== Stated goal ==
Set down the records once more, please, exactly and with the pictures left out.
___ Data extract ___
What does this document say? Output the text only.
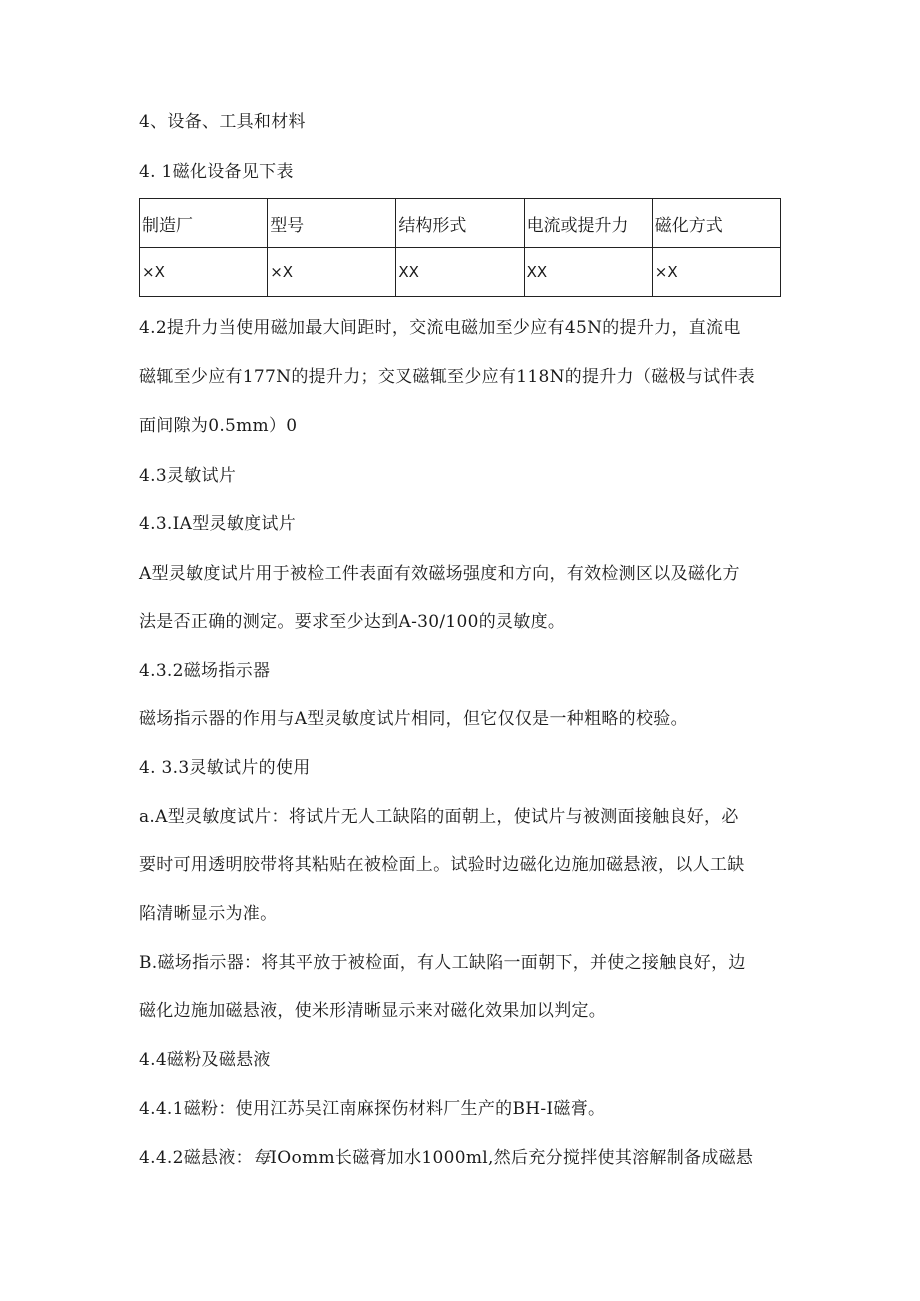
4、设备、工具和材料
4. 1磁化设备见下表
制造厂	型号	结构形式	电流或提升力	磁化方式
×X	×X	XX	XX	×X
4.2提升力当使用磁加最大间距时，交流电磁加至少应有45N的提升力，直流电
磁辄至少应有177N的提升力；交叉磁辄至少应有118N的提升力（磁极与试件表
面间隙为0.5mm）0
4.3灵敏试片
4.3.IA型灵敏度试片
A型灵敏度试片用于被检工件表面有效磁场强度和方向，有效检测区以及磁化方
法是否正确的测定。要求至少达到A-30/100的灵敏度。
4.3.2磁场指示器
磁场指示器的作用与A型灵敏度试片相同，但它仅仅是一种粗略的校验。
4. 3.3灵敏试片的使用
a.A型灵敏度试片：将试片无人工缺陷的面朝上，使试片与被测面接触良好，必
要时可用透明胶带将其粘贴在被检面上。试验时边磁化边施加磁悬液，以人工缺
陷清晰显示为准。
B.磁场指示器：将其平放于被检面，有人工缺陷一面朝下，并使之接触良好，边
磁化边施加磁悬液，使米形清晰显示来对磁化效果加以判定。
4.4磁粉及磁悬液
4.4.1磁粉：使用江苏吴江南麻探伤材料厂生产的BH-I磁膏。
4.4.2磁悬液：每IOomm长磁膏加水1000ml,然后充分搅拌使其溶解制备成磁悬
___
== Completed task ==
What does this document say? Output the text only.
4、设备、工具和材料
4. 1磁化设备见下表
制造厂	型号	结构形式	电流或提升力	磁化方式
×X	×X	XX	XX	×X
4.2提升力当使用磁加最大间距时，交流电磁加至少应有45N的提升力，直流电
磁辄至少应有177N的提升力；交叉磁辄至少应有118N的提升力（磁极与试件表
面间隙为0.5mm）0
4.3灵敏试片
4.3.IA型灵敏度试片
A型灵敏度试片用于被检工件表面有效磁场强度和方向，有效检测区以及磁化方
法是否正确的测定。要求至少达到A-30/100的灵敏度。
4.3.2磁场指示器
磁场指示器的作用与A型灵敏度试片相同，但它仅仅是一种粗略的校验。
4. 3.3灵敏试片的使用
a.A型灵敏度试片：将试片无人工缺陷的面朝上，使试片与被测面接触良好，必
要时可用透明胶带将其粘贴在被检面上。试验时边磁化边施加磁悬液，以人工缺
陷清晰显示为准。
B.磁场指示器：将其平放于被检面，有人工缺陷一面朝下，并使之接触良好，边
磁化边施加磁悬液，使米形清晰显示来对磁化效果加以判定。
4.4磁粉及磁悬液
4.4.1磁粉：使用江苏吴江南麻探伤材料厂生产的BH-I磁膏。
4.4.2磁悬液：每IOomm长磁膏加水1000ml,然后充分搅拌使其溶解制备成磁悬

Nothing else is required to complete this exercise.